_Task description_: Print all entries word for word.

Records from a collection of figures
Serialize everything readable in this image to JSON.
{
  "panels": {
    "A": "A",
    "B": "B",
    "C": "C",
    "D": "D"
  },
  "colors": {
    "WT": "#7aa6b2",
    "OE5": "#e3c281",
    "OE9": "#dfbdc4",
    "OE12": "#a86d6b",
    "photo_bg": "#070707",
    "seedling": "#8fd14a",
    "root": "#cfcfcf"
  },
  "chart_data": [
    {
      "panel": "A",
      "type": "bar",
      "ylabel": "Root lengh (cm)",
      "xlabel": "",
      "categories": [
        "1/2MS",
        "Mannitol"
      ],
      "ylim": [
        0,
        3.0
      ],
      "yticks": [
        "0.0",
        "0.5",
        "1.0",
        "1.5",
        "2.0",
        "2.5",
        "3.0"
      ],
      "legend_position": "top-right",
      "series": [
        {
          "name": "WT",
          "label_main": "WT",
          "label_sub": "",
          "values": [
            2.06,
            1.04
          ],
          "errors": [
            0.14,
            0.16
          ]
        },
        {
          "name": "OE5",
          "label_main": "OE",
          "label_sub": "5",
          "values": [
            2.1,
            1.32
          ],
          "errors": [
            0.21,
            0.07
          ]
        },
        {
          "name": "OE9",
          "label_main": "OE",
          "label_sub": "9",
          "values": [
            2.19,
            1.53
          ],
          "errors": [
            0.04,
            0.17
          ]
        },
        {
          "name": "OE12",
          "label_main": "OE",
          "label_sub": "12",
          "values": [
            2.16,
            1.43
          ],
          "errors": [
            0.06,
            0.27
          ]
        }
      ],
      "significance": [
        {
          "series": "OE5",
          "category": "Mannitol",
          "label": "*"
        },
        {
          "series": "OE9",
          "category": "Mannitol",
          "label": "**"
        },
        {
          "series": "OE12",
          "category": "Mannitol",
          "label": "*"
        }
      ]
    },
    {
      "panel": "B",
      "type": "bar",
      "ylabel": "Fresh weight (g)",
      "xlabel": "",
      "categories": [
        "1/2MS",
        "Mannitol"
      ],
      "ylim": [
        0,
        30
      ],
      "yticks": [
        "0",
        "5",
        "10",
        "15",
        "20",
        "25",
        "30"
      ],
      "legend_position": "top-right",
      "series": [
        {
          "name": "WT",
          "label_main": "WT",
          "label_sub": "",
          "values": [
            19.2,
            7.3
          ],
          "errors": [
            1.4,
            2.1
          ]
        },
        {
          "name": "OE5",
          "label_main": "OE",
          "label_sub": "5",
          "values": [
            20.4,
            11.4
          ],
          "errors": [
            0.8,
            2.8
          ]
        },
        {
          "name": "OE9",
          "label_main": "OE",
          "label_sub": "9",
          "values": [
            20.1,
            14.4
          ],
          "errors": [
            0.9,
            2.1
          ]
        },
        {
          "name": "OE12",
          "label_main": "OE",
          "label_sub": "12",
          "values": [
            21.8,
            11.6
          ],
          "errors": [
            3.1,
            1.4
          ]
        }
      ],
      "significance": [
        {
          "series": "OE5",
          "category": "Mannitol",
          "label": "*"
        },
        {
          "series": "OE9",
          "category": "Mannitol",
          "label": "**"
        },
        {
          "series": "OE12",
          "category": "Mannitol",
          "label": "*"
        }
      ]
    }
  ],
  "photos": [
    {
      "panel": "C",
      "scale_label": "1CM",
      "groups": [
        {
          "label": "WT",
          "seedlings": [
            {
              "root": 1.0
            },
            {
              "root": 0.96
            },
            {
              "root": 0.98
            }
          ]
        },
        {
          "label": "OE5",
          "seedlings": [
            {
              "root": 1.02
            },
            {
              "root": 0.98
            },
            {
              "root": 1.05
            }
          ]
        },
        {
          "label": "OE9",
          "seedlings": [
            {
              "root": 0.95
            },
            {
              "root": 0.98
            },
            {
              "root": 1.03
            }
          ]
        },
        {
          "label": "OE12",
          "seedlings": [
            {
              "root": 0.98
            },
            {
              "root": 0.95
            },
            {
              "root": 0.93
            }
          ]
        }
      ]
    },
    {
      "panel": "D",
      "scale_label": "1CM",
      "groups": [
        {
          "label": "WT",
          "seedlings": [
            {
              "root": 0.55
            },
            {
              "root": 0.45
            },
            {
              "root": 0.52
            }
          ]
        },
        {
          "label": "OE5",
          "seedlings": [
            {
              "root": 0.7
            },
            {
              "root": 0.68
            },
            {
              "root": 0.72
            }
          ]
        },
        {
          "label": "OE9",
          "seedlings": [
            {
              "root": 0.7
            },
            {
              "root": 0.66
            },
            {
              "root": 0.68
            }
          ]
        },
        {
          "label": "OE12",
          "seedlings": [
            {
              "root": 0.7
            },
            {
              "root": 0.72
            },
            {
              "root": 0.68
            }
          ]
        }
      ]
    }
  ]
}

_Output_:
Serialize everything readable in this image to JSON.
{
  "panels": {
    "A": "A",
    "B": "B",
    "C": "C",
    "D": "D"
  },
  "colors": {
    "WT": "#7aa6b2",
    "OE5": "#e3c281",
    "OE9": "#dfbdc4",
    "OE12": "#a86d6b",
    "photo_bg": "#070707",
    "seedling": "#8fd14a",
    "root": "#cfcfcf"
  },
  "chart_data": [
    {
      "panel": "A",
      "type": "bar",
      "ylabel": "Root lengh (cm)",
      "xlabel": "",
      "categories": [
        "1/2MS",
        "Mannitol"
      ],
      "ylim": [
        0,
        3.0
      ],
      "yticks": [
        "0.0",
        "0.5",
        "1.0",
        "1.5",
        "2.0",
        "2.5",
        "3.0"
      ],
      "legend_position": "top-right",
      "series": [
        {
          "name": "WT",
          "label_main": "WT",
          "label_sub": "",
          "values": [
            2.06,
            1.04
          ],
          "errors": [
            0.14,
            0.16
          ]
        },
        {
          "name": "OE5",
          "label_main": "OE",
          "label_sub": "5",
          "values": [
            2.1,
            1.32
          ],
          "errors": [
            0.21,
            0.07
          ]
        },
        {
          "name": "OE9",
          "label_main": "OE",
          "label_sub": "9",
          "values": [
            2.19,
            1.53
          ],
          "errors": [
            0.04,
            0.17
          ]
        },
        {
          "name": "OE12",
          "label_main": "OE",
          "label_sub": "12",
          "values": [
            2.16,
            1.43
          ],
          "errors": [
            0.06,
            0.27
          ]
        }
      ],
      "significance": [
        {
          "series": "OE5",
          "category": "Mannitol",
          "label": "*"
        },
        {
          "series": "OE9",
          "category": "Mannitol",
          "label": "**"
        },
        {
          "series": "OE12",
          "category": "Mannitol",
          "label": "*"
        }
      ]
    },
    {
      "panel": "B",
      "type": "bar",
      "ylabel": "Fresh weight (g)",
      "xlabel": "",
      "categories": [
        "1/2MS",
        "Mannitol"
      ],
      "ylim": [
        0,
        30
      ],
      "yticks": [
        "0",
        "5",
        "10",
        "15",
        "20",
        "25",
        "30"
      ],
      "legend_position": "top-right",
      "series": [
        {
          "name": "WT",
          "label_main": "WT",
          "label_sub": "",
          "values": [
            19.2,
            7.3
          ],
          "errors": [
            1.4,
            2.1
          ]
        },
        {
          "name": "OE5",
          "label_main": "OE",
          "label_sub": "5",
          "values": [
            20.4,
            11.4
          ],
          "errors": [
            0.8,
            2.8
          ]
        },
        {
          "name": "OE9",
          "label_main": "OE",
          "label_sub": "9",
          "values": [
            20.1,
            14.4
          ],
          "errors": [
            0.9,
            2.1
          ]
        },
        {
          "name": "OE12",
          "label_main": "OE",
          "label_sub": "12",
          "values": [
            21.8,
            11.6
          ],
          "errors": [
            3.1,
            1.4
          ]
        }
      ],
      "significance": [
        {
          "series": "OE5",
          "category": "Mannitol",
          "label": "*"
        },
        {
          "series": "OE9",
          "category": "Mannitol",
          "label": "**"
        },
        {
          "series": "OE12",
          "category": "Mannitol",
          "label": "*"
        }
      ]
    }
  ],
  "photos": [
    {
      "panel": "C",
      "scale_label": "1CM",
      "groups": [
        {
          "label": "WT",
          "seedlings": [
            {
              "root": 1.0
            },
            {
              "root": 0.96
            },
            {
              "root": 0.98
            }
          ]
        },
        {
          "label": "OE5",
          "seedlings": [
            {
              "root": 1.02
            },
            {
              "root": 0.98
            },
            {
              "root": 1.05
            }
          ]
        },
        {
          "label": "OE9",
          "seedlings": [
            {
              "root": 0.95
            },
            {
              "root": 0.98
            },
            {
              "root": 1.03
            }
          ]
        },
        {
          "label": "OE12",
          "seedlings": [
            {
              "root": 0.98
            },
            {
              "root": 0.95
            },
            {
              "root": 0.93
            }
          ]
        }
      ]
    },
    {
      "panel": "D",
      "scale_label": "1CM",
      "groups": [
        {
          "label": "WT",
          "seedlings": [
            {
              "root": 0.55
            },
            {
              "root": 0.45
            },
            {
              "root": 0.52
            }
          ]
        },
        {
          "label": "OE5",
          "seedlings": [
            {
              "root": 0.7
            },
            {
              "root": 0.68
            },
            {
              "root": 0.72
            }
          ]
        },
        {
          "label": "OE9",
          "seedlings": [
            {
              "root": 0.7
            },
            {
              "root": 0.66
            },
            {
              "root": 0.68
            }
          ]
        },
        {
          "label": "OE12",
          "seedlings": [
            {
              "root": 0.7
            },
            {
              "root": 0.72
            },
            {
              "root": 0.68
            }
          ]
        }
      ]
    }
  ]
}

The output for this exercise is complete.